Extracted material:
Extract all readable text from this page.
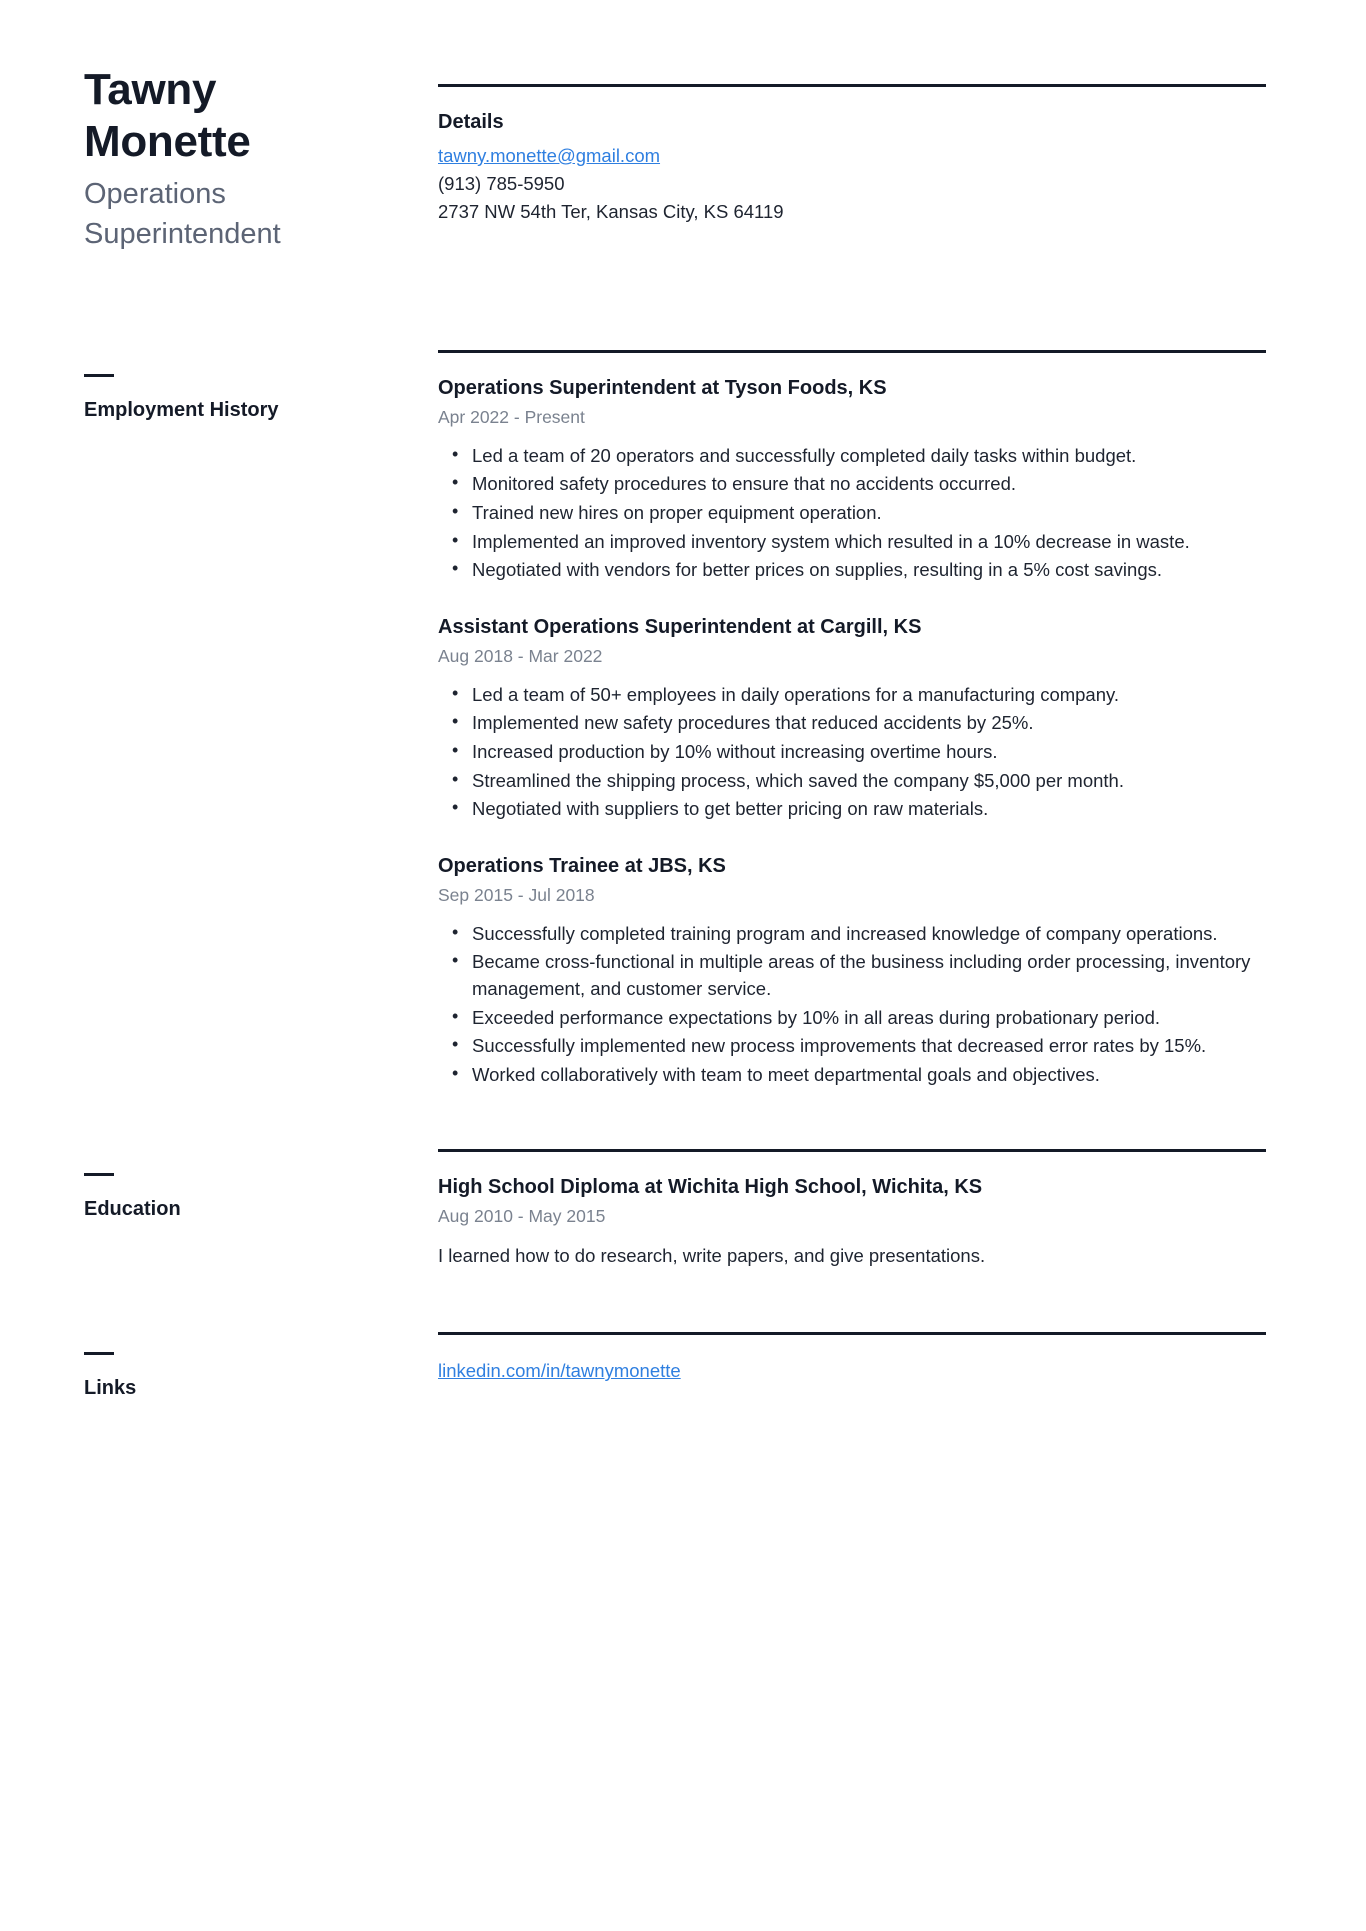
Tawny
Monette

Operations
Superintendent

Details
tawny.monette@gmail.com
(913) 785-5950
2737 NW 54th Ter, Kansas City, KS 64119
Employment History
Operations Superintendent at Tyson Foods, KS

Apr 2022 - Present

• Led a team of 20 operators and successfully completed daily tasks within budget.
• Monitored safety procedures to ensure that no accidents occurred.
• Trained new hires on proper equipment operation.
• Implemented an improved inventory system which resulted in a 10% decrease in waste.
• Negotiated with vendors for better prices on supplies, resulting in a 5% cost savings.
Assistant Operations Superintendent at Cargill, KS

Aug 2018 - Mar 2022

• Led a team of 50+ employees in daily operations for a manufacturing company.
• Implemented new safety procedures that reduced accidents by 25%.
• Increased production by 10% without increasing overtime hours.
• Streamlined the shipping process, which saved the company $5,000 per month.
• Negotiated with suppliers to get better pricing on raw materials.
Operations Trainee at JBS, KS

Sep 2015 - Jul 2018

• Successfully completed training program and increased knowledge of company operations.
• Became cross-functional in multiple areas of the business including order processing, inventory management, and customer service.
• Exceeded performance expectations by 10% in all areas during probationary period.
• Successfully implemented new process improvements that decreased error rates by 15%.
• Worked collaboratively with team to meet departmental goals and objectives.
Education
High School Diploma at Wichita High School, Wichita, KS

Aug 2010 - May 2015

I learned how to do research, write papers, and give presentations.

Links
linkedin.com/in/tawnymonette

Requirements:
Write out each line of the data that holds the string "daily".

The solution:
• Led a team of 20 operators and successfully completed daily tasks within budget.
• Led a team of 50+ employees in daily operations for a manufacturing company.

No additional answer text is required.